§ The task: Retype the records that come next, word for word.

━━━━━━━━━━

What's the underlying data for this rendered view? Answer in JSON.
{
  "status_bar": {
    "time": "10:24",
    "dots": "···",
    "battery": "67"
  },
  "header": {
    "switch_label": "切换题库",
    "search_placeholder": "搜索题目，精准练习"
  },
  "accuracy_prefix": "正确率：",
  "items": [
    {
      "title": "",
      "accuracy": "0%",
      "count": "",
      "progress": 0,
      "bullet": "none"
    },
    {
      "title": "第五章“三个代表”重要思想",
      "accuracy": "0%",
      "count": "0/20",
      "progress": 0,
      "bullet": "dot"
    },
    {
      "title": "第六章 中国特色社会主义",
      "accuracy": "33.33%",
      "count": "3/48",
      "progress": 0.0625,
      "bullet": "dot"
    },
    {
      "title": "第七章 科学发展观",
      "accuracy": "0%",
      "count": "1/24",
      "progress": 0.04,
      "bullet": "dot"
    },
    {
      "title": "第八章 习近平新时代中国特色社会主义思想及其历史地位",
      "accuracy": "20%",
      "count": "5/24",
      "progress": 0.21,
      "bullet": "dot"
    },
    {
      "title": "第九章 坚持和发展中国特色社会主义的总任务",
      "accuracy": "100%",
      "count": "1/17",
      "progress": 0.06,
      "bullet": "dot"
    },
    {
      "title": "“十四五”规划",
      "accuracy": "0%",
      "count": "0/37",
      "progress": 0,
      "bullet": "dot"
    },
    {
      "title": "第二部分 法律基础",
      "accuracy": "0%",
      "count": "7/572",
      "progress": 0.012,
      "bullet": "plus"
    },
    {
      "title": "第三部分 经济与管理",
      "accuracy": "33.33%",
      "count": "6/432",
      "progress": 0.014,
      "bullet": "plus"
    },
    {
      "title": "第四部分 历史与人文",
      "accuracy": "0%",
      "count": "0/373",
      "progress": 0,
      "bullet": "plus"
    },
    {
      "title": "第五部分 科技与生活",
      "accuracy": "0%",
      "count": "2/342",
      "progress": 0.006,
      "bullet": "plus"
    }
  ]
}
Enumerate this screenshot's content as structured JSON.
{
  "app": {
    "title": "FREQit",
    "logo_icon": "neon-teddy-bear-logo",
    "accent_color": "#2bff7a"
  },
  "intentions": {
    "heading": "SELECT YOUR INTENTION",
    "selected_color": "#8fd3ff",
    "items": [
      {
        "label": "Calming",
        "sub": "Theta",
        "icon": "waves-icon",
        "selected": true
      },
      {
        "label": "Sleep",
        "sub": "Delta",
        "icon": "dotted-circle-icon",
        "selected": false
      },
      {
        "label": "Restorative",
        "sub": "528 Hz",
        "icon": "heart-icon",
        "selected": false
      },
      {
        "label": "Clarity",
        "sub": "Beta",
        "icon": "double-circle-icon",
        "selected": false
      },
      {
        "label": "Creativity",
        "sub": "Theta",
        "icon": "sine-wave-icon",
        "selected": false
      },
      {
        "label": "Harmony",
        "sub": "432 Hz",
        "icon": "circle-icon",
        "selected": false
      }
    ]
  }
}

━━━━━━━━━━

§ Solution to this problem:
What's the underlying data for this rendered view? Answer in JSON.
{
  "status_bar": {
    "time": "10:24",
    "dots": "···",
    "battery": "67"
  },
  "header": {
    "switch_label": "切换题库",
    "search_placeholder": "搜索题目，精准练习"
  },
  "accuracy_prefix": "正确率：",
  "items": [
    {
      "title": "",
      "accuracy": "0%",
      "count": "",
      "progress": 0,
      "bullet": "none"
    },
    {
      "title": "第五章“三个代表”重要思想",
      "accuracy": "0%",
      "count": "0/20",
      "progress": 0,
      "bullet": "dot"
    },
    {
      "title": "第六章 中国特色社会主义",
      "accuracy": "33.33%",
      "count": "3/48",
      "progress": 0.0625,
      "bullet": "dot"
    },
    {
      "title": "第七章 科学发展观",
      "accuracy": "0%",
      "count": "1/24",
      "progress": 0.04,
      "bullet": "dot"
    },
    {
      "title": "第八章 习近平新时代中国特色社会主义思想及其历史地位",
      "accuracy": "20%",
      "count": "5/24",
      "progress": 0.21,
      "bullet": "dot"
    },
    {
      "title": "第九章 坚持和发展中国特色社会主义的总任务",
      "accuracy": "100%",
      "count": "1/17",
      "progress": 0.06,
      "bullet": "dot"
    },
    {
      "title": "“十四五”规划",
      "accuracy": "0%",
      "count": "0/37",
      "progress": 0,
      "bullet": "dot"
    },
    {
      "title": "第二部分 法律基础",
      "accuracy": "0%",
      "count": "7/572",
      "progress": 0.012,
      "bullet": "plus"
    },
    {
      "title": "第三部分 经济与管理",
      "accuracy": "33.33%",
      "count": "6/432",
      "progress": 0.014,
      "bullet": "plus"
    },
    {
      "title": "第四部分 历史与人文",
      "accuracy": "0%",
      "count": "0/373",
      "progress": 0,
      "bullet": "plus"
    },
    {
      "title": "第五部分 科技与生活",
      "accuracy": "0%",
      "count": "2/342",
      "progress": 0.006,
      "bullet": "plus"
    }
  ]
}
Enumerate this screenshot's content as structured JSON.
{
  "app": {
    "title": "FREQit",
    "logo_icon": "neon-teddy-bear-logo",
    "accent_color": "#2bff7a"
  },
  "intentions": {
    "heading": "SELECT YOUR INTENTION",
    "selected_color": "#8fd3ff",
    "items": [
      {
        "label": "Calming",
        "sub": "Theta",
        "icon": "waves-icon",
        "selected": true
      },
      {
        "label": "Sleep",
        "sub": "Delta",
        "icon": "dotted-circle-icon",
        "selected": false
      },
      {
        "label": "Restorative",
        "sub": "528 Hz",
        "icon": "heart-icon",
        "selected": false
      },
      {
        "label": "Clarity",
        "sub": "Beta",
        "icon": "double-circle-icon",
        "selected": false
      },
      {
        "label": "Creativity",
        "sub": "Theta",
        "icon": "sine-wave-icon",
        "selected": false
      },
      {
        "label": "Harmony",
        "sub": "432 Hz",
        "icon": "circle-icon",
        "selected": false
      }
    ]
  }
}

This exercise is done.